◆ **Data for this exercise**:
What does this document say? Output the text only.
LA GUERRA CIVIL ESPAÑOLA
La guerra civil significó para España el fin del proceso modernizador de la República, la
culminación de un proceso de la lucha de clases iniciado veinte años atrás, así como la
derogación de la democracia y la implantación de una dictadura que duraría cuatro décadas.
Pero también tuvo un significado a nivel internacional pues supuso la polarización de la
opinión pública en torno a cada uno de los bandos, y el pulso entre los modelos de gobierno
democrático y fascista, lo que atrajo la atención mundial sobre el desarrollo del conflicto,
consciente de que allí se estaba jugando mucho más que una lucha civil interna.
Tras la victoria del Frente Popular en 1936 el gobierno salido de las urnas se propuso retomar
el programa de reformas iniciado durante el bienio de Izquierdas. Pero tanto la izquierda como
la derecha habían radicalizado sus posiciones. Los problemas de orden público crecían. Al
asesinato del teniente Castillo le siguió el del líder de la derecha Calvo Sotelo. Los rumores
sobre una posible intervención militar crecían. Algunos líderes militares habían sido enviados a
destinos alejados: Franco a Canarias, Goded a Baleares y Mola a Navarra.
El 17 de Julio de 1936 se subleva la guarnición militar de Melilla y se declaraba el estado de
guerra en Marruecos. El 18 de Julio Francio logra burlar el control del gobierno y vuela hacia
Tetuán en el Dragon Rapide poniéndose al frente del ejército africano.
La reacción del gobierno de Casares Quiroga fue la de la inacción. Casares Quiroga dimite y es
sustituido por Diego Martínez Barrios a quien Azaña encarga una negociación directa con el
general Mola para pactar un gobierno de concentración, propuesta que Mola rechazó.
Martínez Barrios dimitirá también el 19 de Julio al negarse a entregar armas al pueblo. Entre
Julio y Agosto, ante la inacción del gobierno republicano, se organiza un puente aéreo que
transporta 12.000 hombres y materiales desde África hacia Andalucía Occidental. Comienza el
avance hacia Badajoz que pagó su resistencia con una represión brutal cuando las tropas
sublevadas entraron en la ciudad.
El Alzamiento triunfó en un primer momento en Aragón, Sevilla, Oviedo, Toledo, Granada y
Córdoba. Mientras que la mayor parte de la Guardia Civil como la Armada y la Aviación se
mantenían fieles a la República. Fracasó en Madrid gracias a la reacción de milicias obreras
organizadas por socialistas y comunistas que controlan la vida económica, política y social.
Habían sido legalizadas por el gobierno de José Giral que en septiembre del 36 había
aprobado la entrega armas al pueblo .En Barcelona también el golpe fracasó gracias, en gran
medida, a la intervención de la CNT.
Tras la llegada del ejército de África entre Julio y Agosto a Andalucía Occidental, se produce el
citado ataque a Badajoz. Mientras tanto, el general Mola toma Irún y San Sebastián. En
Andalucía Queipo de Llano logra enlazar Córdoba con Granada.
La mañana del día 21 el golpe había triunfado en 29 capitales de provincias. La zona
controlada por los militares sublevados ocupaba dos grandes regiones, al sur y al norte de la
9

◆ **The problem**: Write the complete data out, exactly as above.

◆ **Solved problem**:
What does this document say? Output the text only.
LA GUERRA CIVIL ESPAÑOLA
La guerra civil significó para España el fin del proceso modernizador de la República, la
culminación de un proceso de la lucha de clases iniciado veinte años atrás, así como la
derogación de la democracia y la implantación de una dictadura que duraría cuatro décadas.
Pero también tuvo un significado a nivel internacional pues supuso la polarización de la
opinión pública en torno a cada uno de los bandos, y el pulso entre los modelos de gobierno
democrático y fascista, lo que atrajo la atención mundial sobre el desarrollo del conflicto,
consciente de que allí se estaba jugando mucho más que una lucha civil interna.
Tras la victoria del Frente Popular en 1936 el gobierno salido de las urnas se propuso retomar
el programa de reformas iniciado durante el bienio de Izquierdas. Pero tanto la izquierda como
la derecha habían radicalizado sus posiciones. Los problemas de orden público crecían. Al
asesinato del teniente Castillo le siguió el del líder de la derecha Calvo Sotelo. Los rumores
sobre una posible intervención militar crecían. Algunos líderes militares habían sido enviados a
destinos alejados: Franco a Canarias, Goded a Baleares y Mola a Navarra.
El 17 de Julio de 1936 se subleva la guarnición militar de Melilla y se declaraba el estado de
guerra en Marruecos. El 18 de Julio Francio logra burlar el control del gobierno y vuela hacia
Tetuán en el Dragon Rapide poniéndose al frente del ejército africano.
La reacción del gobierno de Casares Quiroga fue la de la inacción. Casares Quiroga dimite y es
sustituido por Diego Martínez Barrios a quien Azaña encarga una negociación directa con el
general Mola para pactar un gobierno de concentración, propuesta que Mola rechazó.
Martínez Barrios dimitirá también el 19 de Julio al negarse a entregar armas al pueblo. Entre
Julio y Agosto, ante la inacción del gobierno republicano, se organiza un puente aéreo que
transporta 12.000 hombres y materiales desde África hacia Andalucía Occidental. Comienza el
avance hacia Badajoz que pagó su resistencia con una represión brutal cuando las tropas
sublevadas entraron en la ciudad.
El Alzamiento triunfó en un primer momento en Aragón, Sevilla, Oviedo, Toledo, Granada y
Córdoba. Mientras que la mayor parte de la Guardia Civil como la Armada y la Aviación se
mantenían fieles a la República. Fracasó en Madrid gracias a la reacción de milicias obreras
organizadas por socialistas y comunistas que controlan la vida económica, política y social.
Habían sido legalizadas por el gobierno de José Giral que en septiembre del 36 había
aprobado la entrega armas al pueblo .En Barcelona también el golpe fracasó gracias, en gran
medida, a la intervención de la CNT.
Tras la llegada del ejército de África entre Julio y Agosto a Andalucía Occidental, se produce el
citado ataque a Badajoz. Mientras tanto, el general Mola toma Irún y San Sebastián. En
Andalucía Queipo de Llano logra enlazar Córdoba con Granada.
La mañana del día 21 el golpe había triunfado en 29 capitales de provincias. La zona
controlada por los militares sublevados ocupaba dos grandes regiones, al sur y al norte de la
9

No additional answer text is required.